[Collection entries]
###

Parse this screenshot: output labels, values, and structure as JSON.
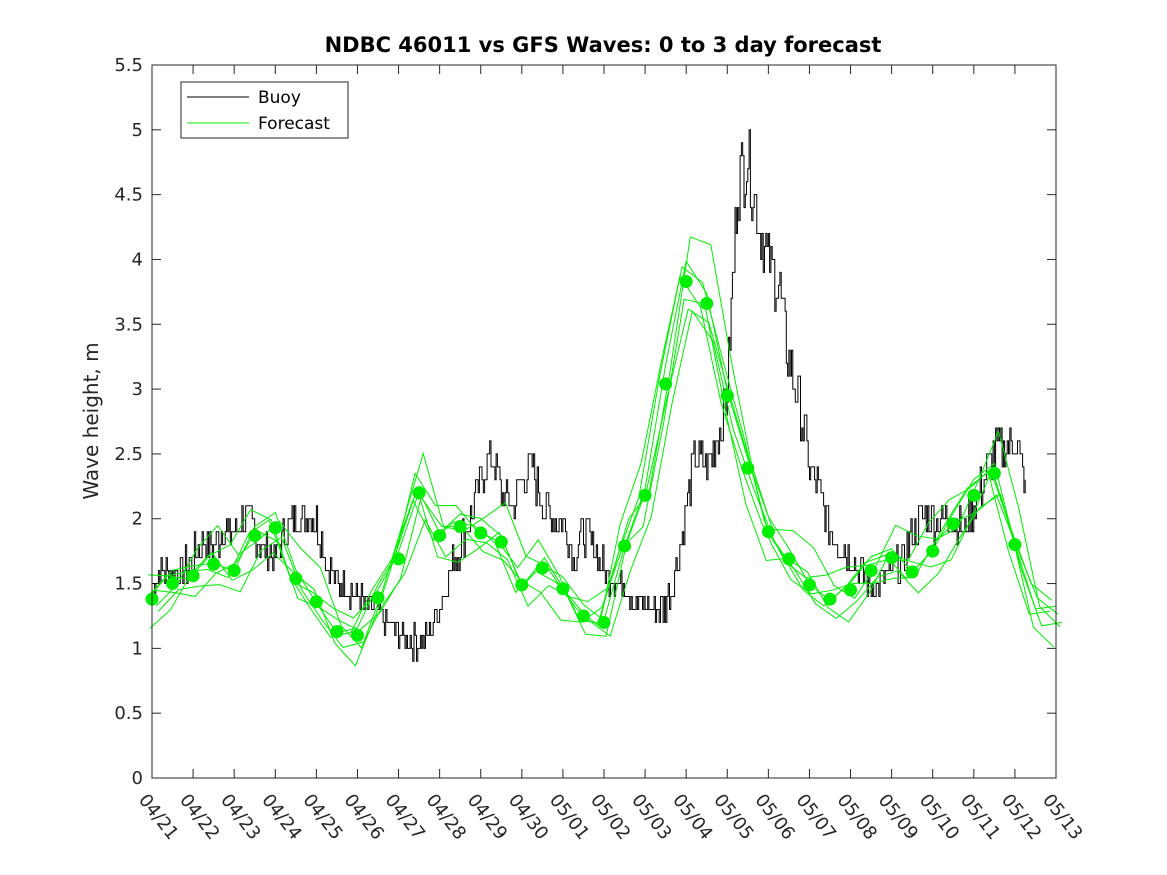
{
  "chart_data": {
    "type": "line",
    "title": "NDBC 46011 vs GFS Waves: 0 to 3 day forecast",
    "xlabel": "",
    "ylabel": "Wave height, m",
    "x_tick_labels": [
      "04/21",
      "04/22",
      "04/23",
      "04/24",
      "04/25",
      "04/26",
      "04/27",
      "04/28",
      "04/29",
      "04/30",
      "05/01",
      "05/02",
      "05/03",
      "05/04",
      "05/05",
      "05/06",
      "05/07",
      "05/08",
      "05/09",
      "05/10",
      "05/11",
      "05/12",
      "05/13"
    ],
    "y_ticks": [
      0,
      0.5,
      1,
      1.5,
      2,
      2.5,
      3,
      3.5,
      4,
      4.5,
      5,
      5.5
    ],
    "ylim": [
      0,
      5.5
    ],
    "x_range_days": [
      0,
      22
    ],
    "grid": false,
    "legend_position": "top-left",
    "colors": {
      "buoy": "#000000",
      "forecast": "#00ee00"
    },
    "series": [
      {
        "name": "Buoy",
        "x_days": [
          0,
          0.25,
          0.5,
          0.75,
          1,
          1.25,
          1.5,
          1.75,
          2,
          2.25,
          2.5,
          2.75,
          3,
          3.25,
          3.5,
          3.75,
          4,
          4.25,
          4.5,
          4.75,
          5,
          5.25,
          5.5,
          5.75,
          6,
          6.25,
          6.5,
          6.75,
          7,
          7.25,
          7.5,
          7.75,
          8,
          8.25,
          8.5,
          8.75,
          9,
          9.25,
          9.5,
          9.75,
          10,
          10.25,
          10.5,
          10.75,
          11,
          11.25,
          11.5,
          11.75,
          12,
          12.25,
          12.5,
          12.75,
          13,
          13.25,
          13.5,
          13.75,
          14,
          14.25,
          14.5,
          14.75,
          15,
          15.25,
          15.5,
          15.75,
          16,
          16.25,
          16.5,
          16.75,
          17,
          17.25,
          17.5,
          17.75,
          18,
          18.25,
          18.5,
          18.75,
          19,
          19.25,
          19.5,
          19.75,
          20,
          20.25,
          20.5,
          20.75,
          21,
          21.25
        ],
        "values": [
          1.5,
          1.6,
          1.55,
          1.6,
          1.7,
          1.8,
          1.8,
          1.9,
          1.9,
          2.0,
          1.9,
          1.75,
          1.7,
          1.9,
          2.0,
          2.05,
          2.0,
          1.65,
          1.5,
          1.5,
          1.4,
          1.3,
          1.3,
          1.2,
          1.1,
          1.05,
          1.05,
          1.1,
          1.35,
          1.6,
          1.8,
          2.0,
          2.3,
          2.5,
          2.2,
          2.1,
          2.3,
          2.4,
          2.1,
          2.0,
          2.0,
          1.7,
          1.9,
          1.8,
          1.6,
          1.55,
          1.5,
          1.35,
          1.35,
          1.25,
          1.35,
          1.6,
          2.1,
          2.5,
          2.4,
          2.6,
          3.0,
          4.6,
          4.8,
          4.3,
          4.0,
          3.8,
          3.2,
          2.9,
          2.4,
          2.2,
          1.9,
          1.8,
          1.7,
          1.6,
          1.5,
          1.5,
          1.6,
          1.65,
          1.9,
          2.0,
          2.0,
          2.0,
          2.0,
          1.9,
          2.1,
          2.3,
          2.5,
          2.55,
          2.6,
          2.3
        ]
      },
      {
        "name": "Forecast",
        "x_days": [
          0,
          0.5,
          1,
          1.5,
          2,
          2.5,
          3,
          3.5,
          4,
          4.5,
          5,
          5.5,
          6,
          6.5,
          7,
          7.5,
          8,
          8.5,
          9,
          9.5,
          10,
          10.5,
          11,
          11.5,
          12,
          12.5,
          13,
          13.5,
          14,
          14.5,
          15,
          15.5,
          16,
          16.5,
          17,
          17.5,
          18,
          18.5,
          19,
          19.5,
          20,
          20.5,
          21,
          21.5,
          22
        ],
        "values": [
          1.38,
          1.5,
          1.56,
          1.65,
          1.6,
          1.87,
          1.93,
          1.54,
          1.36,
          1.13,
          1.1,
          1.39,
          1.69,
          2.2,
          1.87,
          1.94,
          1.89,
          1.82,
          1.49,
          1.62,
          1.46,
          1.25,
          1.2,
          1.79,
          2.18,
          3.04,
          3.83,
          3.66,
          2.95,
          2.39,
          1.9,
          1.69,
          1.49,
          1.38,
          1.45,
          1.6,
          1.7,
          1.59,
          1.75,
          1.96,
          2.18,
          2.35,
          1.8,
          1.3,
          1.25
        ]
      }
    ]
  }
}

###

- [What you will do]: Transcribe the complete set of entries verbatim. No pictures belong in the copy.

- [Exercise output]:
Parse this screenshot: output labels, values, and structure as JSON.
{
  "chart_data": {
    "type": "line",
    "title": "NDBC 46011 vs GFS Waves: 0 to 3 day forecast",
    "xlabel": "",
    "ylabel": "Wave height, m",
    "x_tick_labels": [
      "04/21",
      "04/22",
      "04/23",
      "04/24",
      "04/25",
      "04/26",
      "04/27",
      "04/28",
      "04/29",
      "04/30",
      "05/01",
      "05/02",
      "05/03",
      "05/04",
      "05/05",
      "05/06",
      "05/07",
      "05/08",
      "05/09",
      "05/10",
      "05/11",
      "05/12",
      "05/13"
    ],
    "y_ticks": [
      0,
      0.5,
      1,
      1.5,
      2,
      2.5,
      3,
      3.5,
      4,
      4.5,
      5,
      5.5
    ],
    "ylim": [
      0,
      5.5
    ],
    "x_range_days": [
      0,
      22
    ],
    "grid": false,
    "legend_position": "top-left",
    "colors": {
      "buoy": "#000000",
      "forecast": "#00ee00"
    },
    "series": [
      {
        "name": "Buoy",
        "x_days": [
          0,
          0.25,
          0.5,
          0.75,
          1,
          1.25,
          1.5,
          1.75,
          2,
          2.25,
          2.5,
          2.75,
          3,
          3.25,
          3.5,
          3.75,
          4,
          4.25,
          4.5,
          4.75,
          5,
          5.25,
          5.5,
          5.75,
          6,
          6.25,
          6.5,
          6.75,
          7,
          7.25,
          7.5,
          7.75,
          8,
          8.25,
          8.5,
          8.75,
          9,
          9.25,
          9.5,
          9.75,
          10,
          10.25,
          10.5,
          10.75,
          11,
          11.25,
          11.5,
          11.75,
          12,
          12.25,
          12.5,
          12.75,
          13,
          13.25,
          13.5,
          13.75,
          14,
          14.25,
          14.5,
          14.75,
          15,
          15.25,
          15.5,
          15.75,
          16,
          16.25,
          16.5,
          16.75,
          17,
          17.25,
          17.5,
          17.75,
          18,
          18.25,
          18.5,
          18.75,
          19,
          19.25,
          19.5,
          19.75,
          20,
          20.25,
          20.5,
          20.75,
          21,
          21.25
        ],
        "values": [
          1.5,
          1.6,
          1.55,
          1.6,
          1.7,
          1.8,
          1.8,
          1.9,
          1.9,
          2.0,
          1.9,
          1.75,
          1.7,
          1.9,
          2.0,
          2.05,
          2.0,
          1.65,
          1.5,
          1.5,
          1.4,
          1.3,
          1.3,
          1.2,
          1.1,
          1.05,
          1.05,
          1.1,
          1.35,
          1.6,
          1.8,
          2.0,
          2.3,
          2.5,
          2.2,
          2.1,
          2.3,
          2.4,
          2.1,
          2.0,
          2.0,
          1.7,
          1.9,
          1.8,
          1.6,
          1.55,
          1.5,
          1.35,
          1.35,
          1.25,
          1.35,
          1.6,
          2.1,
          2.5,
          2.4,
          2.6,
          3.0,
          4.6,
          4.8,
          4.3,
          4.0,
          3.8,
          3.2,
          2.9,
          2.4,
          2.2,
          1.9,
          1.8,
          1.7,
          1.6,
          1.5,
          1.5,
          1.6,
          1.65,
          1.9,
          2.0,
          2.0,
          2.0,
          2.0,
          1.9,
          2.1,
          2.3,
          2.5,
          2.55,
          2.6,
          2.3
        ]
      },
      {
        "name": "Forecast",
        "x_days": [
          0,
          0.5,
          1,
          1.5,
          2,
          2.5,
          3,
          3.5,
          4,
          4.5,
          5,
          5.5,
          6,
          6.5,
          7,
          7.5,
          8,
          8.5,
          9,
          9.5,
          10,
          10.5,
          11,
          11.5,
          12,
          12.5,
          13,
          13.5,
          14,
          14.5,
          15,
          15.5,
          16,
          16.5,
          17,
          17.5,
          18,
          18.5,
          19,
          19.5,
          20,
          20.5,
          21,
          21.5,
          22
        ],
        "values": [
          1.38,
          1.5,
          1.56,
          1.65,
          1.6,
          1.87,
          1.93,
          1.54,
          1.36,
          1.13,
          1.1,
          1.39,
          1.69,
          2.2,
          1.87,
          1.94,
          1.89,
          1.82,
          1.49,
          1.62,
          1.46,
          1.25,
          1.2,
          1.79,
          2.18,
          3.04,
          3.83,
          3.66,
          2.95,
          2.39,
          1.9,
          1.69,
          1.49,
          1.38,
          1.45,
          1.6,
          1.7,
          1.59,
          1.75,
          1.96,
          2.18,
          2.35,
          1.8,
          1.3,
          1.25
        ]
      }
    ]
  }
}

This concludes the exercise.